— begin Provided information —

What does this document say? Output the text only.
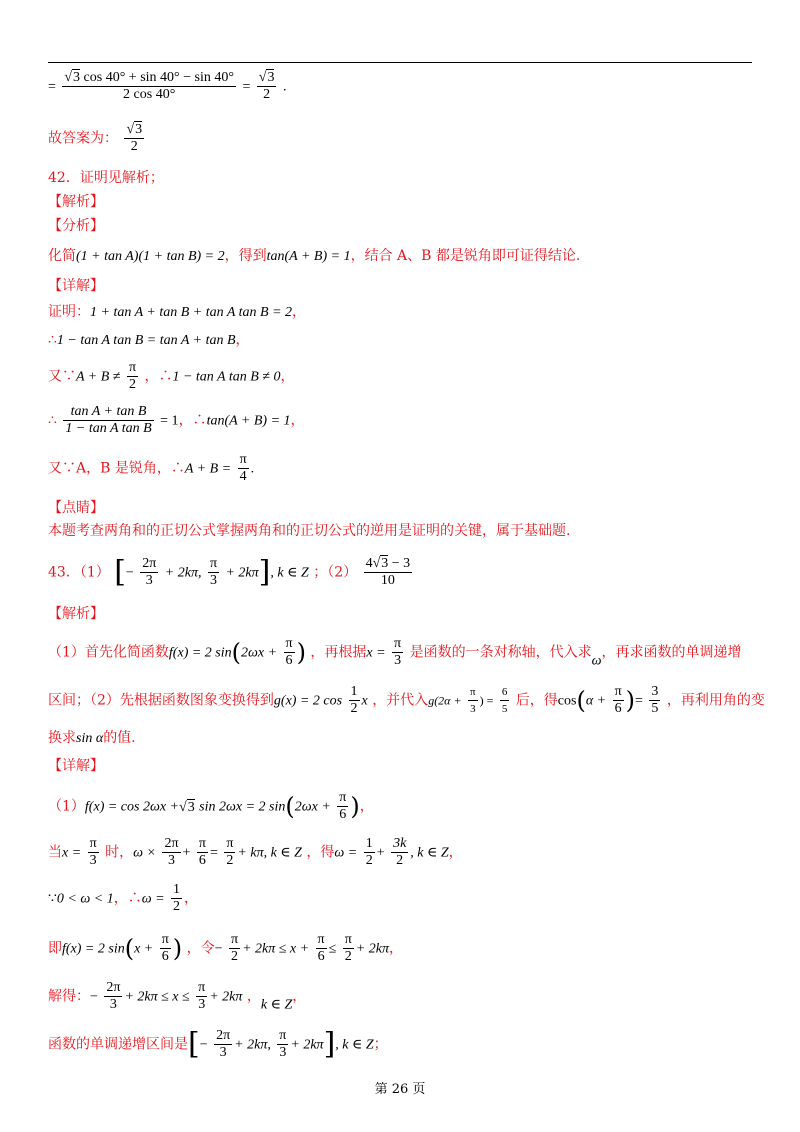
= $\frac{√3 \cos 40^\circ + \sin 40^\circ - \sin 40^\circ}{2 \cos 40^\circ} = \frac{√3}{2}$ .
故答案为： $\frac{√3}{2}$
42．证明见解析；
【解析】
【分析】
化简(1 + tan A)(1 + tan B) = 2，得到tan(A + B) = 1，结合 A、B 都是锐角即可证得结论.
【详解】
证明：1 + tan A + tan B + tan A tan B = 2，
∴1 − tan A tan B = tan A + tan B，
又∵A + $B \ne \frac{\pi}{2}$ ，∴1 − tan A tan B ≠ 0，
∴ $\frac{\text{tan A + tan B}}{\text{1 − tan A tan B}} = 1$，∴tan(A + B) = 1，
又∵A，B 是锐角，∴A + $B = \frac{\pi}{4}$ .
【点睛】
本题考查两角和的正切公式掌握两角和的正切公式的逆用是证明的关键，属于基础题.
43．（1） [− $\frac{2\pi}{3} + 2k\pi$, $\frac{\pi}{3} + 2k\pi$], k ∈ Z ；$(2) \frac{4√3 - 3}{10}$
【解析】
（1）首先化简函数f(x) = 2 $\sin(2\omega x + \frac{\pi}{6}$ ) ，再根据$x = \frac{\pi}{3}$ 是函数的一条对称轴，代入求ω，再求函数的单调递增
区间；（2）先根据函数图象变换得到g(x) = 2 $\cos \frac{1}{2}$ x ，并代入$g(2\alpha + \frac{\pi}{3}$ ) = $\frac{6}{5}$ 后，得$\cos(\alpha + \frac{\pi}{6}$ )= $\frac{3}{5}$ ，再利用角的变
换求sin α的值.
【详解】
（1）f(x) = cos 2ωx +√3 sin 2ωx = 2 $\sin(2\omega x + \frac{\pi}{6}$ )，
当$x = \frac{\pi}{3}$ 时，$\omega \times \frac{2\pi}{3} + \frac{\pi}{6} = \frac{\pi}{2} + k\pi$, k ∈ Z ，得$\omega = \frac{1}{2} + \frac{3k}{2}$ , k ∈ Z，
∵0 < ω < 1，∴ω = $\frac{1}{2}$ ，
即f(x) = 2 $\sin(x + \frac{\pi}{6}$ ) ，令− $\frac{\pi}{2} + 2k\pi \le x + \frac{\pi}{6} \le \frac{\pi}{2} + 2k\pi$，
解得：− $\frac{2\pi}{3} + 2k\pi \le x \le \frac{\pi}{3} + 2k\pi$ ，k ∈ Z，
函数的单调递增区间是[− $\frac{2\pi}{3} + 2k\pi$, $\frac{\pi}{3} + 2k\pi$], k ∈ Z；
第 26 页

— end Provided information —

● Exercise aim: Tally every line of the data that holds the word "text" and write the count alone.

● Answer for this exercise: 2